## Problem statement
Repeat each record exactly. Any picture gets left out.

────────────────────

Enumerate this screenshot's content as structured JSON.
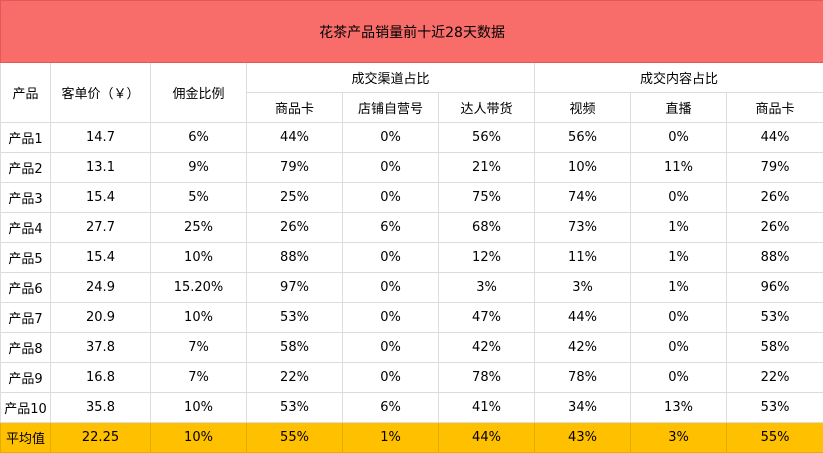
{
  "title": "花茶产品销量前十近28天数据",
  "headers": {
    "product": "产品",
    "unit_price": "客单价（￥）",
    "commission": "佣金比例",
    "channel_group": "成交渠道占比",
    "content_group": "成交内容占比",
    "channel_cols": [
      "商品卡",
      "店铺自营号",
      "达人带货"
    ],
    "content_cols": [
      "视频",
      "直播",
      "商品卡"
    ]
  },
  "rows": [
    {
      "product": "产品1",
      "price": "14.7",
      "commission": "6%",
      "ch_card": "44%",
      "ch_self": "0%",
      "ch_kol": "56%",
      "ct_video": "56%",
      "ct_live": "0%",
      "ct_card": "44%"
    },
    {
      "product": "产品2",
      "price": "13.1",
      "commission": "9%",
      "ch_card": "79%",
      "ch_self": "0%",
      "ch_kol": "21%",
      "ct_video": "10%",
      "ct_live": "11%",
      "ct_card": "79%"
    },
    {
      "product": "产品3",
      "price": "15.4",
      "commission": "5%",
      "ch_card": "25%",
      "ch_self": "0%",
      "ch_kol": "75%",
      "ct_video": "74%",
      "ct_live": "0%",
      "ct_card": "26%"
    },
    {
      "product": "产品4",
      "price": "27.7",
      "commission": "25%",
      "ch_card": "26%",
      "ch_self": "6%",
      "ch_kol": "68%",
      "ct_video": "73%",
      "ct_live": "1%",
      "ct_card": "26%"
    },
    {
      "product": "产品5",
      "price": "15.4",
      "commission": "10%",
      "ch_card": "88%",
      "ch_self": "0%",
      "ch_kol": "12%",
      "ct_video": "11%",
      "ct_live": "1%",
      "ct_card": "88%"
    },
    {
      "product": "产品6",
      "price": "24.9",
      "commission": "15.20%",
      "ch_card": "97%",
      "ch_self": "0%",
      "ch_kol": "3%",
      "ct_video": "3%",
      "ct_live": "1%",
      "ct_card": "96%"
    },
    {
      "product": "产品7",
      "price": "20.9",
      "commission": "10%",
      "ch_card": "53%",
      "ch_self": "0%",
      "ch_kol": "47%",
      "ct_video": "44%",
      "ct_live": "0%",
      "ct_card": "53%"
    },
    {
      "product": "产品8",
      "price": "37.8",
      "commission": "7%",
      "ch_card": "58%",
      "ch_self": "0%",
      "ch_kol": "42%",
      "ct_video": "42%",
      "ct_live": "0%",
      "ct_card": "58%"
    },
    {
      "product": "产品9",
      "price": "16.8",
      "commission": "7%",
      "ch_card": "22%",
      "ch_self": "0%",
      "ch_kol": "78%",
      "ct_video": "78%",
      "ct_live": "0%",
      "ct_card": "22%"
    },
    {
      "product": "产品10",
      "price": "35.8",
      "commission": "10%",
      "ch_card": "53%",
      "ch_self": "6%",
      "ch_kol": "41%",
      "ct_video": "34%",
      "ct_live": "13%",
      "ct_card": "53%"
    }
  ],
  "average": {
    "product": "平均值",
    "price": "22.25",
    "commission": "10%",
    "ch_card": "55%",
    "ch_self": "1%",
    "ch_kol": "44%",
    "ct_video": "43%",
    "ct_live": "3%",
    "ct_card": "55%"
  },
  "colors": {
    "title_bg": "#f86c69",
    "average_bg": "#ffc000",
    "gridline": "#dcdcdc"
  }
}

────────────────────

## Task response
Enumerate this screenshot's content as structured JSON.
{
  "title": "花茶产品销量前十近28天数据",
  "headers": {
    "product": "产品",
    "unit_price": "客单价（￥）",
    "commission": "佣金比例",
    "channel_group": "成交渠道占比",
    "content_group": "成交内容占比",
    "channel_cols": [
      "商品卡",
      "店铺自营号",
      "达人带货"
    ],
    "content_cols": [
      "视频",
      "直播",
      "商品卡"
    ]
  },
  "rows": [
    {
      "product": "产品1",
      "price": "14.7",
      "commission": "6%",
      "ch_card": "44%",
      "ch_self": "0%",
      "ch_kol": "56%",
      "ct_video": "56%",
      "ct_live": "0%",
      "ct_card": "44%"
    },
    {
      "product": "产品2",
      "price": "13.1",
      "commission": "9%",
      "ch_card": "79%",
      "ch_self": "0%",
      "ch_kol": "21%",
      "ct_video": "10%",
      "ct_live": "11%",
      "ct_card": "79%"
    },
    {
      "product": "产品3",
      "price": "15.4",
      "commission": "5%",
      "ch_card": "25%",
      "ch_self": "0%",
      "ch_kol": "75%",
      "ct_video": "74%",
      "ct_live": "0%",
      "ct_card": "26%"
    },
    {
      "product": "产品4",
      "price": "27.7",
      "commission": "25%",
      "ch_card": "26%",
      "ch_self": "6%",
      "ch_kol": "68%",
      "ct_video": "73%",
      "ct_live": "1%",
      "ct_card": "26%"
    },
    {
      "product": "产品5",
      "price": "15.4",
      "commission": "10%",
      "ch_card": "88%",
      "ch_self": "0%",
      "ch_kol": "12%",
      "ct_video": "11%",
      "ct_live": "1%",
      "ct_card": "88%"
    },
    {
      "product": "产品6",
      "price": "24.9",
      "commission": "15.20%",
      "ch_card": "97%",
      "ch_self": "0%",
      "ch_kol": "3%",
      "ct_video": "3%",
      "ct_live": "1%",
      "ct_card": "96%"
    },
    {
      "product": "产品7",
      "price": "20.9",
      "commission": "10%",
      "ch_card": "53%",
      "ch_self": "0%",
      "ch_kol": "47%",
      "ct_video": "44%",
      "ct_live": "0%",
      "ct_card": "53%"
    },
    {
      "product": "产品8",
      "price": "37.8",
      "commission": "7%",
      "ch_card": "58%",
      "ch_self": "0%",
      "ch_kol": "42%",
      "ct_video": "42%",
      "ct_live": "0%",
      "ct_card": "58%"
    },
    {
      "product": "产品9",
      "price": "16.8",
      "commission": "7%",
      "ch_card": "22%",
      "ch_self": "0%",
      "ch_kol": "78%",
      "ct_video": "78%",
      "ct_live": "0%",
      "ct_card": "22%"
    },
    {
      "product": "产品10",
      "price": "35.8",
      "commission": "10%",
      "ch_card": "53%",
      "ch_self": "6%",
      "ch_kol": "41%",
      "ct_video": "34%",
      "ct_live": "13%",
      "ct_card": "53%"
    }
  ],
  "average": {
    "product": "平均值",
    "price": "22.25",
    "commission": "10%",
    "ch_card": "55%",
    "ch_self": "1%",
    "ch_kol": "44%",
    "ct_video": "43%",
    "ct_live": "3%",
    "ct_card": "55%"
  },
  "colors": {
    "title_bg": "#f86c69",
    "average_bg": "#ffc000",
    "gridline": "#dcdcdc"
  }
}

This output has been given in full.